# EXERCISE:
Give every line from the entries that contains "Ромашка".

========

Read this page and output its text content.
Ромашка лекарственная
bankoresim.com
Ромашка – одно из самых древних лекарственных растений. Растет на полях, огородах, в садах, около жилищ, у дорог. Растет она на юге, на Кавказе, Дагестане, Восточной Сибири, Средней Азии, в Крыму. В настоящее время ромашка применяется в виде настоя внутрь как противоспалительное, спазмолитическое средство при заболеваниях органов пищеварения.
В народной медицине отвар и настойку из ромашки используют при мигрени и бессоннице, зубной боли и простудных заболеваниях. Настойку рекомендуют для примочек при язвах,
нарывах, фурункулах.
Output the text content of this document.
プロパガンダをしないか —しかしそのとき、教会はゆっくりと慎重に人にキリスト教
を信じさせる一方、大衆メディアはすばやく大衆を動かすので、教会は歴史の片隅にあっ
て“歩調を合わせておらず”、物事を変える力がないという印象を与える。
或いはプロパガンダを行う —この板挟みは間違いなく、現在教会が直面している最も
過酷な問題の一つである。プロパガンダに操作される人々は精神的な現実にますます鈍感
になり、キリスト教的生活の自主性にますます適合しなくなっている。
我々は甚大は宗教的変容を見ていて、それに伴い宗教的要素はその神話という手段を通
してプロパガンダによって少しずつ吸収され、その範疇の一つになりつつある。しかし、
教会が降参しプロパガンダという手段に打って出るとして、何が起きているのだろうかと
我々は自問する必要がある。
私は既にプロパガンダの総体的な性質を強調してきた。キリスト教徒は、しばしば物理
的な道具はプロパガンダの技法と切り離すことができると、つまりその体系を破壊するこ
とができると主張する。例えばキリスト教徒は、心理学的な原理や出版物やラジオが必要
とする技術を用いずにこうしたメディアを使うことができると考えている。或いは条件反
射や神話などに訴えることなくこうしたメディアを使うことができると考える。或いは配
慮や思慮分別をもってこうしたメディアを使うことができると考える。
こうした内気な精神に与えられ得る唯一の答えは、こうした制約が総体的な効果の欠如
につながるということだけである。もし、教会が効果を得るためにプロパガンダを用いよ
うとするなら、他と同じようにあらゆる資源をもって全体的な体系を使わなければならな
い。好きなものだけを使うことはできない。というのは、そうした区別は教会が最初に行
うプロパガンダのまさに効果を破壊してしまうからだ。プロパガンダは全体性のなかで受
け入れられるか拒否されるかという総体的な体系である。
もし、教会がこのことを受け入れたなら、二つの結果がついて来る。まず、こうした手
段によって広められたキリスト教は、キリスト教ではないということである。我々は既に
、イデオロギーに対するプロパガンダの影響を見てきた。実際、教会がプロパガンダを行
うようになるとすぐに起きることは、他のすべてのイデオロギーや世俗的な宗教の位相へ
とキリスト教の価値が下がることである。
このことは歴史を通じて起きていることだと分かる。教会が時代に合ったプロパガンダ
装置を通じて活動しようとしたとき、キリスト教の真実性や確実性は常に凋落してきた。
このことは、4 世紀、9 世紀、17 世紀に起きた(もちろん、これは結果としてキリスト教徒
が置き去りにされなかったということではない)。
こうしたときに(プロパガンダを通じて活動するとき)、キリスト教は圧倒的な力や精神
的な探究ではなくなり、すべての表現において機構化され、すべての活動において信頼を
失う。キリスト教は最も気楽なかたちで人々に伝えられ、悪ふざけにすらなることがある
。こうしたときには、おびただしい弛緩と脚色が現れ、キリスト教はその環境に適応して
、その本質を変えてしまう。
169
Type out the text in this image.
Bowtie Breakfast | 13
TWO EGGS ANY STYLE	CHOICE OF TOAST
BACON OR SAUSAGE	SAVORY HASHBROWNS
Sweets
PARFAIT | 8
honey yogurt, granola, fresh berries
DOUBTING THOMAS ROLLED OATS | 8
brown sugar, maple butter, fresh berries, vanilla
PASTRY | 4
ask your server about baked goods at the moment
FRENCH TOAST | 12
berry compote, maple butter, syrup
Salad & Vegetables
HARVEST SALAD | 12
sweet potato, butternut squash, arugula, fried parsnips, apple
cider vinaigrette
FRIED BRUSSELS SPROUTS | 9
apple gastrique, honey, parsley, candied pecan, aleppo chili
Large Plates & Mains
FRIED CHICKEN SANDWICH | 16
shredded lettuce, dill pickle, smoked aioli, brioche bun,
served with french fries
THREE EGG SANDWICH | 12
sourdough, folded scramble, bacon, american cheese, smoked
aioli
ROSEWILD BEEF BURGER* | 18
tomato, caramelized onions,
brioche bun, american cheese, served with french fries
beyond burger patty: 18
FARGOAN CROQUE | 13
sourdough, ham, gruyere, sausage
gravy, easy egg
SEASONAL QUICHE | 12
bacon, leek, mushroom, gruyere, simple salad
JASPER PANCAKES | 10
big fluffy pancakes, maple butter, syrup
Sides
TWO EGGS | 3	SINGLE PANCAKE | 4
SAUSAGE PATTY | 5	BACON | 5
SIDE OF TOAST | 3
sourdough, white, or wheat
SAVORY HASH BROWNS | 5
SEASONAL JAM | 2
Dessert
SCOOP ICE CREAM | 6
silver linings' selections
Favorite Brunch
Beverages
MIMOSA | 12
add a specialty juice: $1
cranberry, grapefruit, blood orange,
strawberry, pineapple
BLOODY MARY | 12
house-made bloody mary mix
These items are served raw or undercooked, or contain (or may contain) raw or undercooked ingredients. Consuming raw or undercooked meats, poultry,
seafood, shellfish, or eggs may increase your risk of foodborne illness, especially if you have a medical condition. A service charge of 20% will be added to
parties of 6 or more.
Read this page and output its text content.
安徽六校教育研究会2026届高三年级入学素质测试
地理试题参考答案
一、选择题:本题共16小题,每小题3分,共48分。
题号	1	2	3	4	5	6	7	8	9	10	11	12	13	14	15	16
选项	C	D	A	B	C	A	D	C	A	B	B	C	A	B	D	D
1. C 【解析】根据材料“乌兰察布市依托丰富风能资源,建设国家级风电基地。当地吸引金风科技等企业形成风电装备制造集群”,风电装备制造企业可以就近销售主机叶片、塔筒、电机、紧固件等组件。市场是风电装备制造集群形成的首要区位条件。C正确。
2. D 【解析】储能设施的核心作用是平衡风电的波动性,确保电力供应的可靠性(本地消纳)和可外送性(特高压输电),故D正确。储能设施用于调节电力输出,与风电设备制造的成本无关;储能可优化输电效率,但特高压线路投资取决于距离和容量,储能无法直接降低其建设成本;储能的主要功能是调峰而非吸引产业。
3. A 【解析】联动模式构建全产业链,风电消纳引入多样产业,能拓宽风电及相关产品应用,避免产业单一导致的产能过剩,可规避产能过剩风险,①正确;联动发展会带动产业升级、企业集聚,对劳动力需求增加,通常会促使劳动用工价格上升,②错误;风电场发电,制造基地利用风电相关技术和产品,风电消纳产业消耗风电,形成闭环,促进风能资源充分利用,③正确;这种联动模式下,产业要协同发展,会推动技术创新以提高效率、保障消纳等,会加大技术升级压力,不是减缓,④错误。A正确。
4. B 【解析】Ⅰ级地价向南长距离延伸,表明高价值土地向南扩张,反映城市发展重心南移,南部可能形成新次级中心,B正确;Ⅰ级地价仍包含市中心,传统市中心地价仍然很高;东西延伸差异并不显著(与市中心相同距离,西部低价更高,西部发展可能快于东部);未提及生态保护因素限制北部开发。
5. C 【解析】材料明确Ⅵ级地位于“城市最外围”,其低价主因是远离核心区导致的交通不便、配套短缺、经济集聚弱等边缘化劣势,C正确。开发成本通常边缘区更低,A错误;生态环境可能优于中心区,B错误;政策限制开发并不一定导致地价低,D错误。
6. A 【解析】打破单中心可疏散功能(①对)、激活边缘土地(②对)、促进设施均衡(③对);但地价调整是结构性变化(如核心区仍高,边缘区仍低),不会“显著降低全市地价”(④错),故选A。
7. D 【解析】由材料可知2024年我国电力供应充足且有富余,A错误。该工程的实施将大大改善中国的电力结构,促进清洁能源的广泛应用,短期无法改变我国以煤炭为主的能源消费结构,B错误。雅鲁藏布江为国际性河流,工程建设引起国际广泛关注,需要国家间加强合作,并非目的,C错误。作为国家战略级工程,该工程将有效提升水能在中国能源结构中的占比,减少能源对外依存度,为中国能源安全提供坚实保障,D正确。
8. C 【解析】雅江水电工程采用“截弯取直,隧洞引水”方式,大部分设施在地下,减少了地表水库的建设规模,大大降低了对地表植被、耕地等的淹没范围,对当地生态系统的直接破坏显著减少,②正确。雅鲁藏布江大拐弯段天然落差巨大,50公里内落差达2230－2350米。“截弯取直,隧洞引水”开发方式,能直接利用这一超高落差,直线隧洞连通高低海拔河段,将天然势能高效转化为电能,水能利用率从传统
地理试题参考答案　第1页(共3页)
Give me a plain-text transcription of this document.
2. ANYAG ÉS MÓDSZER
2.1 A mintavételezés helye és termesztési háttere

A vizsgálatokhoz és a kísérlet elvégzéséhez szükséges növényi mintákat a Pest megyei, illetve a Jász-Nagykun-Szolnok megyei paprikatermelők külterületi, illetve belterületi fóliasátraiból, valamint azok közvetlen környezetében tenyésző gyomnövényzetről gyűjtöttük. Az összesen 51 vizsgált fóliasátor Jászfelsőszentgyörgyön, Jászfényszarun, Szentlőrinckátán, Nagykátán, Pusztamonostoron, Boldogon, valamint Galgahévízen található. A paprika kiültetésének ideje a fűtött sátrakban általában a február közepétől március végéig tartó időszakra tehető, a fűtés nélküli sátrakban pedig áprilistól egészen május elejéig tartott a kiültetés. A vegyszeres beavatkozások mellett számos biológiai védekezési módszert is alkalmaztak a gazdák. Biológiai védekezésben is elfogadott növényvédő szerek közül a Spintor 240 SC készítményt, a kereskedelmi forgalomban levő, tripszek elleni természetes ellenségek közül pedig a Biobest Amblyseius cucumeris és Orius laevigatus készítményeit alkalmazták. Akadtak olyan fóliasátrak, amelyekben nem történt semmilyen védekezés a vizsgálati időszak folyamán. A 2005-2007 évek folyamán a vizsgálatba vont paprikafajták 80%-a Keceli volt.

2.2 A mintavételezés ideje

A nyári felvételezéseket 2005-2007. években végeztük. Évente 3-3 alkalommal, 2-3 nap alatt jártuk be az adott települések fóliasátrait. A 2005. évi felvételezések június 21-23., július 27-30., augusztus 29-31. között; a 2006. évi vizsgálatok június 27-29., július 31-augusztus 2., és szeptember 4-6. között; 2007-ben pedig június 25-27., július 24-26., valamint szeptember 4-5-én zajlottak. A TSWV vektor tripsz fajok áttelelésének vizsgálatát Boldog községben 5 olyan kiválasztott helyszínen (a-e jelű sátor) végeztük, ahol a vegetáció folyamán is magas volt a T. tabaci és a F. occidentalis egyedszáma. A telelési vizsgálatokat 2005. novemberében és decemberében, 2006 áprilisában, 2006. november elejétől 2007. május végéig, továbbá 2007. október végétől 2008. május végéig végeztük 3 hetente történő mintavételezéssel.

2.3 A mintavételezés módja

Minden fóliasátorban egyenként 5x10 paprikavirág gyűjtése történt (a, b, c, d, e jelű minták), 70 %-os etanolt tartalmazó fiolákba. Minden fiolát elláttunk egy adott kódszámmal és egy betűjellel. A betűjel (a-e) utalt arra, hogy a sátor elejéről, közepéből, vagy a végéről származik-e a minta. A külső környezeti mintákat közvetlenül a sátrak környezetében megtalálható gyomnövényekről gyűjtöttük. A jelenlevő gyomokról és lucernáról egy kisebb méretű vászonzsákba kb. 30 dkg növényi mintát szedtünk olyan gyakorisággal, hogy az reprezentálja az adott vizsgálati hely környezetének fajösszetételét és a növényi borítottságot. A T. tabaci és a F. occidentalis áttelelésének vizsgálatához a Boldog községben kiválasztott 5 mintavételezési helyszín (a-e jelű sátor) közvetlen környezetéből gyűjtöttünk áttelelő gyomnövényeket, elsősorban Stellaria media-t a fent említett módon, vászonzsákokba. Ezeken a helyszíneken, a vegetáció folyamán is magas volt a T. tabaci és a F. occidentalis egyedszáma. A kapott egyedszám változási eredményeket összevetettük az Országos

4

========

# ANSWER IN FULL:
Ромашка лекарственная
Ромашка – одно из самых древних лекарственных растений. Растет на полях, огородах, в садах, около жилищ, у дорог. Растет она на юге, на Кавказе, Дагестане, Восточной Сибири, Средней Азии, в Крыму. В настоящее время ромашка применяется в виде настоя внутрь как противоспалительное, спазмолитическое средство при заболеваниях органов пищеварения.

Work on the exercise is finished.